• [Record list]
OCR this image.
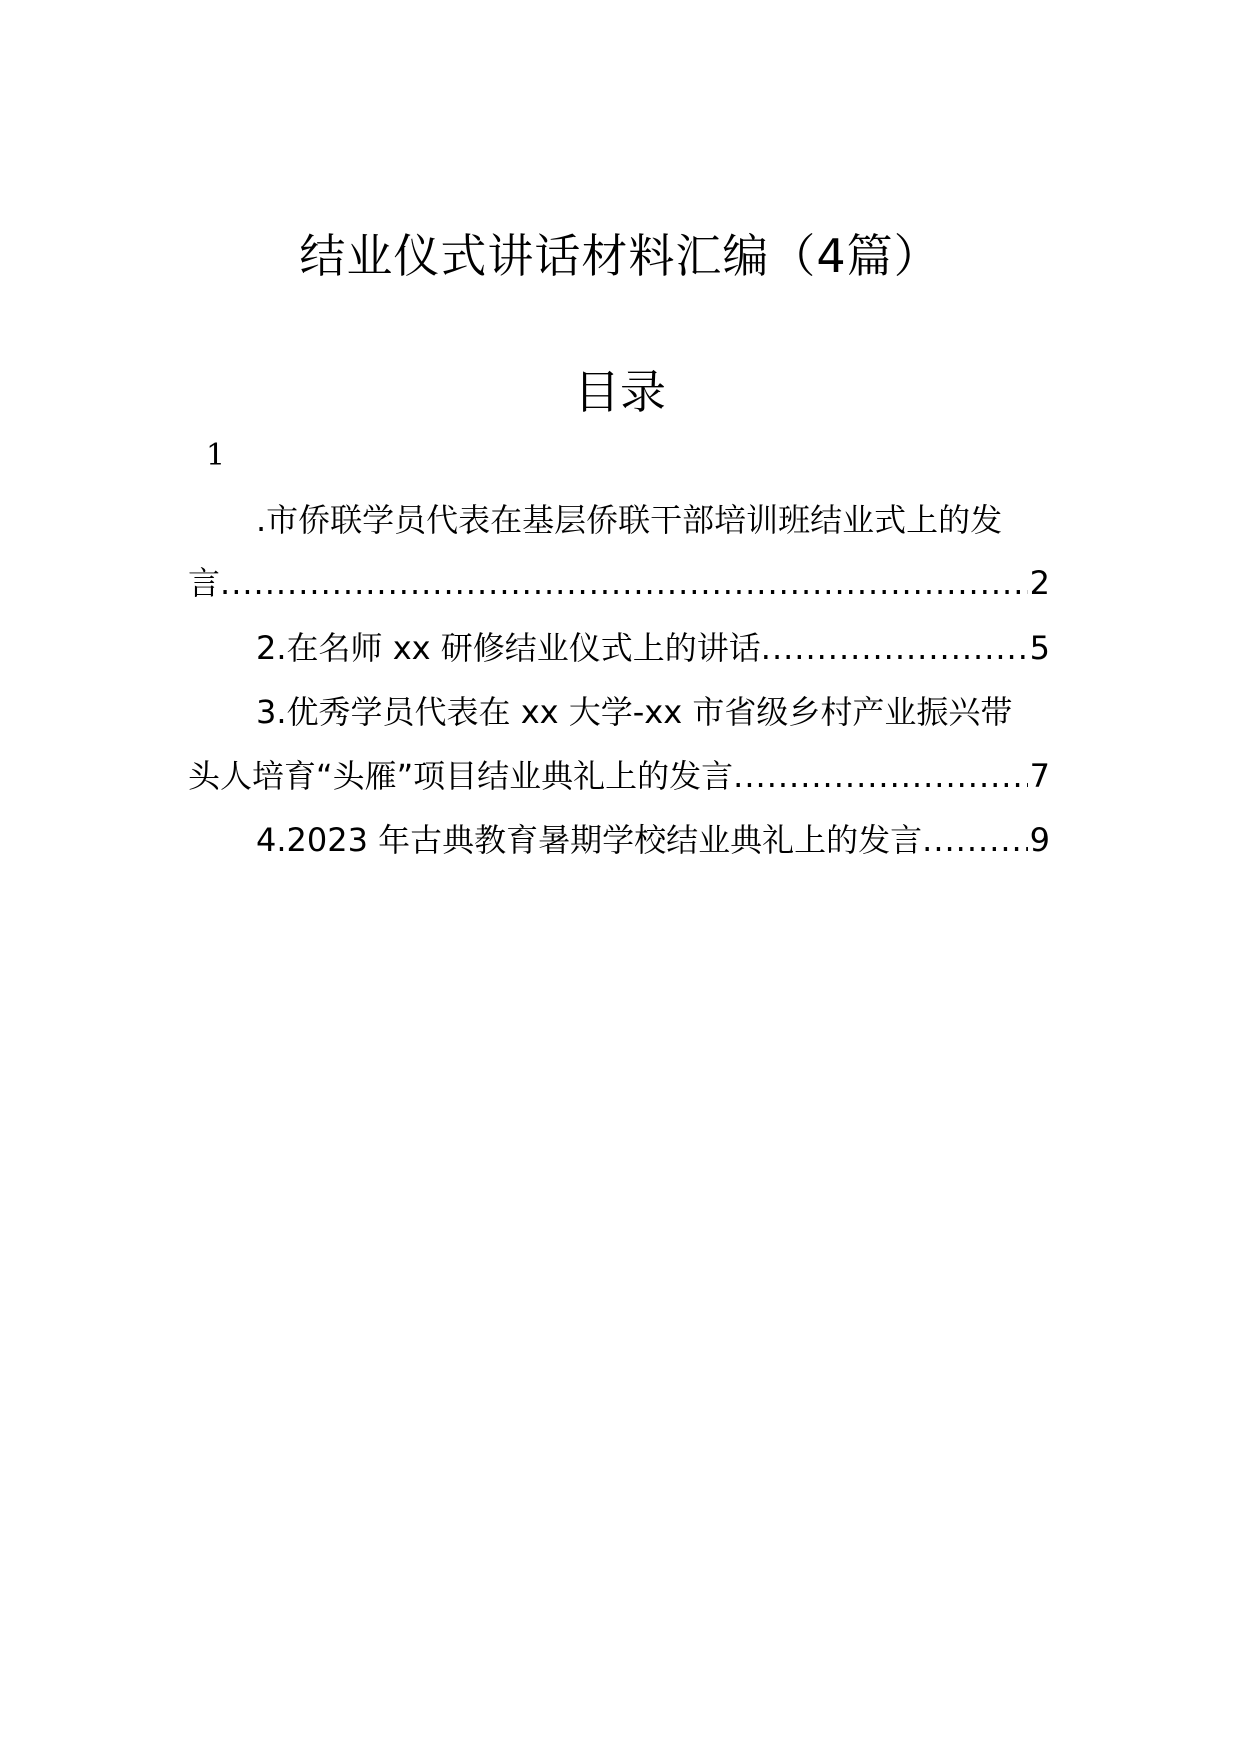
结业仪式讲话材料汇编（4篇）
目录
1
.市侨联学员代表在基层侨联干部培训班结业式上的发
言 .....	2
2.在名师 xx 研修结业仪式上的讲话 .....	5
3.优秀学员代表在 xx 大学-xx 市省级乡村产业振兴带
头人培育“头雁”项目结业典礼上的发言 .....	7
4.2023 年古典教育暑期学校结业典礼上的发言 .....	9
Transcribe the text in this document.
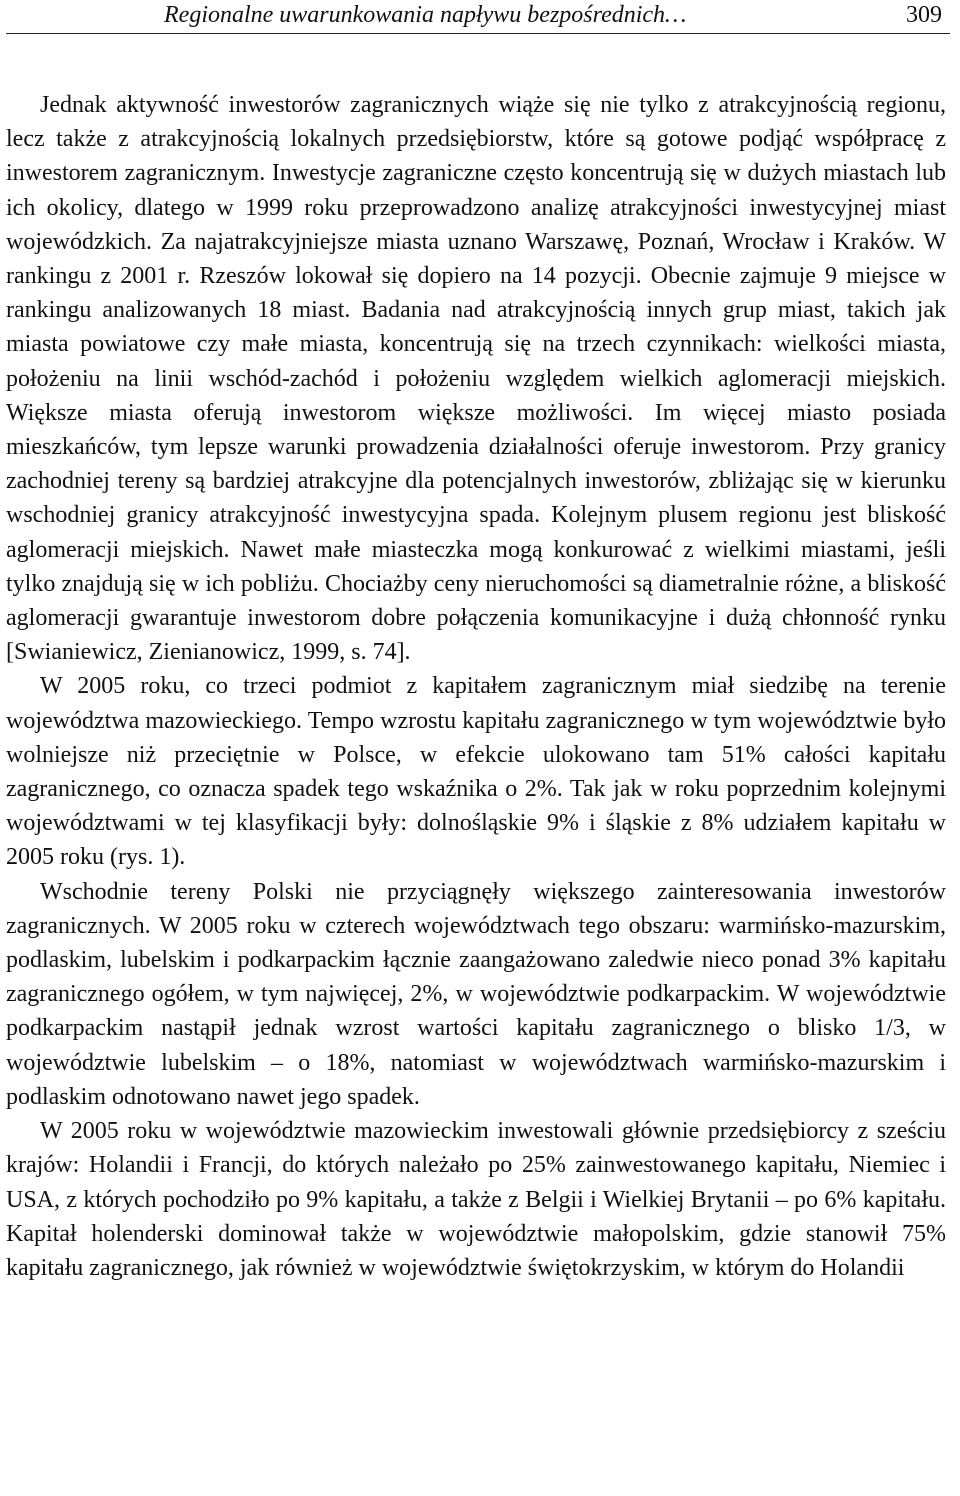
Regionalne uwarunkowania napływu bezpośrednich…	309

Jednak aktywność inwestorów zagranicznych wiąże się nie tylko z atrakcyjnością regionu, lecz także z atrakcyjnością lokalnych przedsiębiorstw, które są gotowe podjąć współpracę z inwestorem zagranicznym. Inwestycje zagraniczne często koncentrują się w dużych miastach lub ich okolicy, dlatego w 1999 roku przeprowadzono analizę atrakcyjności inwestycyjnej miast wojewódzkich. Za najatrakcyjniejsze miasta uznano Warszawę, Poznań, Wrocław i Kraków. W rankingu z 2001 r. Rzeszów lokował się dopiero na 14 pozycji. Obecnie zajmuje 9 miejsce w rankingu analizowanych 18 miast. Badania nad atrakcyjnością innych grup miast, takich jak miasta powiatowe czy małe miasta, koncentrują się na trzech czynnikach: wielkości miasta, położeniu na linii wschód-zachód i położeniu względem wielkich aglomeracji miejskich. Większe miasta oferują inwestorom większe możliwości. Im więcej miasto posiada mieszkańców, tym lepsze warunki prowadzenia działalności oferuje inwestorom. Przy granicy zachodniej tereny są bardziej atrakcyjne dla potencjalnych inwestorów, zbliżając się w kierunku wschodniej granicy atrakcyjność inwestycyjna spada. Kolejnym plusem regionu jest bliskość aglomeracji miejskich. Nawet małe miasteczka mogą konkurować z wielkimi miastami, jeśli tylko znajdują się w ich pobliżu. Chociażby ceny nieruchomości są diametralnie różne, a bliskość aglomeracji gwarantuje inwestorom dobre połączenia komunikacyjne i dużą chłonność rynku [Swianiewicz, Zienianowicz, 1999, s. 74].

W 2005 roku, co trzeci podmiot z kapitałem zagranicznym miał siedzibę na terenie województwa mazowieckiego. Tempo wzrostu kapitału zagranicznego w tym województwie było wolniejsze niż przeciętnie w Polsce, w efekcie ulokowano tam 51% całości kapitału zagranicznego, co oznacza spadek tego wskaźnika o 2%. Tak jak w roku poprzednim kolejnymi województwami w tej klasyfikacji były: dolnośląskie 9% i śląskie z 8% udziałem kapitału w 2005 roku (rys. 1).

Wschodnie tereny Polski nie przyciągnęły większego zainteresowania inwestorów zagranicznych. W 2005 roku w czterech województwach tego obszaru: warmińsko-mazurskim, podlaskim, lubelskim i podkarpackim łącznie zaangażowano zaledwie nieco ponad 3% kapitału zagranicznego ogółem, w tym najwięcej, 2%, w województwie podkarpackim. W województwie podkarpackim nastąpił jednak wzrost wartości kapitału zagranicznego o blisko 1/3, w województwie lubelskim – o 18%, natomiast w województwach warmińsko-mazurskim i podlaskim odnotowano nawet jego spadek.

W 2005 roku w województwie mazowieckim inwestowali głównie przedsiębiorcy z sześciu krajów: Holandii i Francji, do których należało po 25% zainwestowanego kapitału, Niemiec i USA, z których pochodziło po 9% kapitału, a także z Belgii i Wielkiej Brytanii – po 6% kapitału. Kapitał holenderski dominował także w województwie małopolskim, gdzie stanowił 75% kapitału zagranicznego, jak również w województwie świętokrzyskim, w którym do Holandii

• [Task brief]
Pictures appear in the records above. Output everything except them, exactly.

• [Result below]
OCR this image.
结业仪式讲话材料汇编（4篇）
目录
1
.市侨联学员代表在基层侨联干部培训班结业式上的发
言 .....	2
2.在名师 xx 研修结业仪式上的讲话 .....	5
3.优秀学员代表在 xx 大学-xx 市省级乡村产业振兴带
头人培育“头雁”项目结业典礼上的发言 .....	7
4.2023 年古典教育暑期学校结业典礼上的发言 .....	9
Transcribe the text in this document.
Regionalne uwarunkowania napływu bezpośrednich…	309

Jednak aktywność inwestorów zagranicznych wiąże się nie tylko z atrakcyjnością regionu, lecz także z atrakcyjnością lokalnych przedsiębiorstw, które są gotowe podjąć współpracę z inwestorem zagranicznym. Inwestycje zagraniczne często koncentrują się w dużych miastach lub ich okolicy, dlatego w 1999 roku przeprowadzono analizę atrakcyjności inwestycyjnej miast wojewódzkich. Za najatrakcyjniejsze miasta uznano Warszawę, Poznań, Wrocław i Kraków. W rankingu z 2001 r. Rzeszów lokował się dopiero na 14 pozycji. Obecnie zajmuje 9 miejsce w rankingu analizowanych 18 miast. Badania nad atrakcyjnością innych grup miast, takich jak miasta powiatowe czy małe miasta, koncentrują się na trzech czynnikach: wielkości miasta, położeniu na linii wschód-zachód i położeniu względem wielkich aglomeracji miejskich. Większe miasta oferują inwestorom większe możliwości. Im więcej miasto posiada mieszkańców, tym lepsze warunki prowadzenia działalności oferuje inwestorom. Przy granicy zachodniej tereny są bardziej atrakcyjne dla potencjalnych inwestorów, zbliżając się w kierunku wschodniej granicy atrakcyjność inwestycyjna spada. Kolejnym plusem regionu jest bliskość aglomeracji miejskich. Nawet małe miasteczka mogą konkurować z wielkimi miastami, jeśli tylko znajdują się w ich pobliżu. Chociażby ceny nieruchomości są diametralnie różne, a bliskość aglomeracji gwarantuje inwestorom dobre połączenia komunikacyjne i dużą chłonność rynku [Swianiewicz, Zienianowicz, 1999, s. 74].

W 2005 roku, co trzeci podmiot z kapitałem zagranicznym miał siedzibę na terenie województwa mazowieckiego. Tempo wzrostu kapitału zagranicznego w tym województwie było wolniejsze niż przeciętnie w Polsce, w efekcie ulokowano tam 51% całości kapitału zagranicznego, co oznacza spadek tego wskaźnika o 2%. Tak jak w roku poprzednim kolejnymi województwami w tej klasyfikacji były: dolnośląskie 9% i śląskie z 8% udziałem kapitału w 2005 roku (rys. 1).

Wschodnie tereny Polski nie przyciągnęły większego zainteresowania inwestorów zagranicznych. W 2005 roku w czterech województwach tego obszaru: warmińsko-mazurskim, podlaskim, lubelskim i podkarpackim łącznie zaangażowano zaledwie nieco ponad 3% kapitału zagranicznego ogółem, w tym najwięcej, 2%, w województwie podkarpackim. W województwie podkarpackim nastąpił jednak wzrost wartości kapitału zagranicznego o blisko 1/3, w województwie lubelskim – o 18%, natomiast w województwach warmińsko-mazurskim i podlaskim odnotowano nawet jego spadek.

W 2005 roku w województwie mazowieckim inwestowali głównie przedsiębiorcy z sześciu krajów: Holandii i Francji, do których należało po 25% zainwestowanego kapitału, Niemiec i USA, z których pochodziło po 9% kapitału, a także z Belgii i Wielkiej Brytanii – po 6% kapitału. Kapitał holenderski dominował także w województwie małopolskim, gdzie stanowił 75% kapitału zagranicznego, jak również w województwie świętokrzyskim, w którym do Holandii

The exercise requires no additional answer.